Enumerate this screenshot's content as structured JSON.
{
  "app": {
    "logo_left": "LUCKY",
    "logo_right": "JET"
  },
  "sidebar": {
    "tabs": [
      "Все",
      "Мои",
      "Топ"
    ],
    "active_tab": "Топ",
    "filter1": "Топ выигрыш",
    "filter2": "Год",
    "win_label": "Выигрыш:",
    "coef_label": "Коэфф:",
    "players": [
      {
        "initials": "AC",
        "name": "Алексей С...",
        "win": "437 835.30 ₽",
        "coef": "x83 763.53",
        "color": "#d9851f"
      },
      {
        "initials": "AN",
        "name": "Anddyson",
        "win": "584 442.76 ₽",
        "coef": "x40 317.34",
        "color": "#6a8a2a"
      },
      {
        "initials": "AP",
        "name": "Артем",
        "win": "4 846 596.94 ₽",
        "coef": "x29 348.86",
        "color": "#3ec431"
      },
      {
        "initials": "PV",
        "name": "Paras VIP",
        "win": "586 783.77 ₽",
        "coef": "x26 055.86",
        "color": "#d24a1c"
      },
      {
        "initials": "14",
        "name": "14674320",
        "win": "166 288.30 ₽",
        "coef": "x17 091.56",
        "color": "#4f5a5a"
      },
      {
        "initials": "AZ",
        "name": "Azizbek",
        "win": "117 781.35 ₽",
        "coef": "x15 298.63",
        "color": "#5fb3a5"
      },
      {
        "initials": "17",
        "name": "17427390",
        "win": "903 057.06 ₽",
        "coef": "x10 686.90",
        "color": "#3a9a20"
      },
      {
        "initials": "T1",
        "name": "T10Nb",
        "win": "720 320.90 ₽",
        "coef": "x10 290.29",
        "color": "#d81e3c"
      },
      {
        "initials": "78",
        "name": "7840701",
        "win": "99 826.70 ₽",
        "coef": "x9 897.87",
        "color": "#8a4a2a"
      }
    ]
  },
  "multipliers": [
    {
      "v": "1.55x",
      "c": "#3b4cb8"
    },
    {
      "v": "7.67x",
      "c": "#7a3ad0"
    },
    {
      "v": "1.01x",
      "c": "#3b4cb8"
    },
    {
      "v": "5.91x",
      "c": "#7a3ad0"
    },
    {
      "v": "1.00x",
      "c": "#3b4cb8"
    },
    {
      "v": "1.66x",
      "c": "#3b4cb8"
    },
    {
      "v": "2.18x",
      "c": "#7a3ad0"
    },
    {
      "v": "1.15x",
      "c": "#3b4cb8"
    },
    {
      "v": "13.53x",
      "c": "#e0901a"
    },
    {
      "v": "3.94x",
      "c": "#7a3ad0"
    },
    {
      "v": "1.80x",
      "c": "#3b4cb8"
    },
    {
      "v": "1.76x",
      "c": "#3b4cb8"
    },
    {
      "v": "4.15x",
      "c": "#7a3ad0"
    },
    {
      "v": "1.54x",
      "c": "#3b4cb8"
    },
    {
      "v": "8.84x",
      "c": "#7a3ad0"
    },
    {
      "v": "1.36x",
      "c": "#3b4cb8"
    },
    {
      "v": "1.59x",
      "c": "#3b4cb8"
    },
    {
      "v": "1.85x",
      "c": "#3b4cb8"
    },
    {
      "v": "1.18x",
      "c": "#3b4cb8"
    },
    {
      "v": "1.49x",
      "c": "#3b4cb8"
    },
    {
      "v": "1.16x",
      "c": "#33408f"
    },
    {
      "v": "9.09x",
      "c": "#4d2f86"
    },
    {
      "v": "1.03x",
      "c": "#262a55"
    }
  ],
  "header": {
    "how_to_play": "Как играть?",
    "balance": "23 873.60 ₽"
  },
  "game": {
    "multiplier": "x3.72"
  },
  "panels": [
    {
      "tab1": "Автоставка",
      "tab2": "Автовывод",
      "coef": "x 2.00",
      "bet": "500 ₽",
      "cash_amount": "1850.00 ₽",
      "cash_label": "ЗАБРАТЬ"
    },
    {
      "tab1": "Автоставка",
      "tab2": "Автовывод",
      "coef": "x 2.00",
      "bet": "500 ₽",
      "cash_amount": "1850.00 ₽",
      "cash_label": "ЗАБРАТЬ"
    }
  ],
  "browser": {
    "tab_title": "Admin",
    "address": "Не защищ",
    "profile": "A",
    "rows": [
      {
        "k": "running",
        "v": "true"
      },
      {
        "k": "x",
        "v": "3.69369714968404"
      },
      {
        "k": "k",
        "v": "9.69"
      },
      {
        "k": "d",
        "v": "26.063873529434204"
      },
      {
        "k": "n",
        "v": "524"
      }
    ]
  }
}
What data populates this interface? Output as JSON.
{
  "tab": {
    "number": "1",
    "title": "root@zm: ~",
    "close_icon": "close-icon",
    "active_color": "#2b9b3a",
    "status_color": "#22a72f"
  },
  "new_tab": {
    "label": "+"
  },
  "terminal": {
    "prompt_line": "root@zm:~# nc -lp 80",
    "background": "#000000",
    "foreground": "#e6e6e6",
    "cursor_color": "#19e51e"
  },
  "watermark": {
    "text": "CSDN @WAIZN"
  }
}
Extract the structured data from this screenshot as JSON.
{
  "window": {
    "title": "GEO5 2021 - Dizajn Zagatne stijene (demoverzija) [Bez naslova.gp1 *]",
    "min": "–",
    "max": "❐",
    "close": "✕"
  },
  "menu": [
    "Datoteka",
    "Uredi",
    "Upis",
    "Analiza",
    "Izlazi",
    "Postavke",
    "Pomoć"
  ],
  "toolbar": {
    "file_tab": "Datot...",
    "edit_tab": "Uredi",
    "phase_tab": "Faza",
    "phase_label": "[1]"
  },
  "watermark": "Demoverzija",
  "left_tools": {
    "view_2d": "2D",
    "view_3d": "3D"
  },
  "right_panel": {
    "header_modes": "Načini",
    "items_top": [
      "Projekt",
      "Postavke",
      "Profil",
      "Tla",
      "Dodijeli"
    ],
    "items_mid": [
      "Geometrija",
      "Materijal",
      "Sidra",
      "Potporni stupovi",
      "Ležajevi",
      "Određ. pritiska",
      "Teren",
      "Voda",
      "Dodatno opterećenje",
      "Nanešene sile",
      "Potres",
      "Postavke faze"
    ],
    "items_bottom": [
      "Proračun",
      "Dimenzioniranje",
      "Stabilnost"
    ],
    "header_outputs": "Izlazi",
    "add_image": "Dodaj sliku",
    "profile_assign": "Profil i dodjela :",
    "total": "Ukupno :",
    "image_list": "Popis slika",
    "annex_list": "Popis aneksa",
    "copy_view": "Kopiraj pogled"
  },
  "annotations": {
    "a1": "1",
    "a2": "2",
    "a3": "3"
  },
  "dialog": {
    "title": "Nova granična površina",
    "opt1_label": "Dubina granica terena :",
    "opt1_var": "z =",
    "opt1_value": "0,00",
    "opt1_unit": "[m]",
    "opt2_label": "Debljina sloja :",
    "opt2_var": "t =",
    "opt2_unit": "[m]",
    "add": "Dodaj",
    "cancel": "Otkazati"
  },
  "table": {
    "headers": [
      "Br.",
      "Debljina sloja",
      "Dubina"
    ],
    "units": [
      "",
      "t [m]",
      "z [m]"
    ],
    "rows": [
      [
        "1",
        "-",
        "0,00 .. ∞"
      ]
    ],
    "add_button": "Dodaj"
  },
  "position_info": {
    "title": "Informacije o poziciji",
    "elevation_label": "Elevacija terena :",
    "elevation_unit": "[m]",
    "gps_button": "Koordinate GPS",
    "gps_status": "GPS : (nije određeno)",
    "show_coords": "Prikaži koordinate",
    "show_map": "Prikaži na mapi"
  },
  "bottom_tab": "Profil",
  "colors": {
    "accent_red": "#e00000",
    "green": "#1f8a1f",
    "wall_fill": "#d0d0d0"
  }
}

_ _ _

### Brief
Scan the data for the word "name" and copy every line where it shows up.

### Solution
        "name": "Алексей С...",
        "name": "Anddyson",
        "name": "Артем",
        "name": "Paras VIP",
        "name": "14674320",
        "name": "Azizbek",
        "name": "17427390",
        "name": "T10Nb",
        "name": "7840701",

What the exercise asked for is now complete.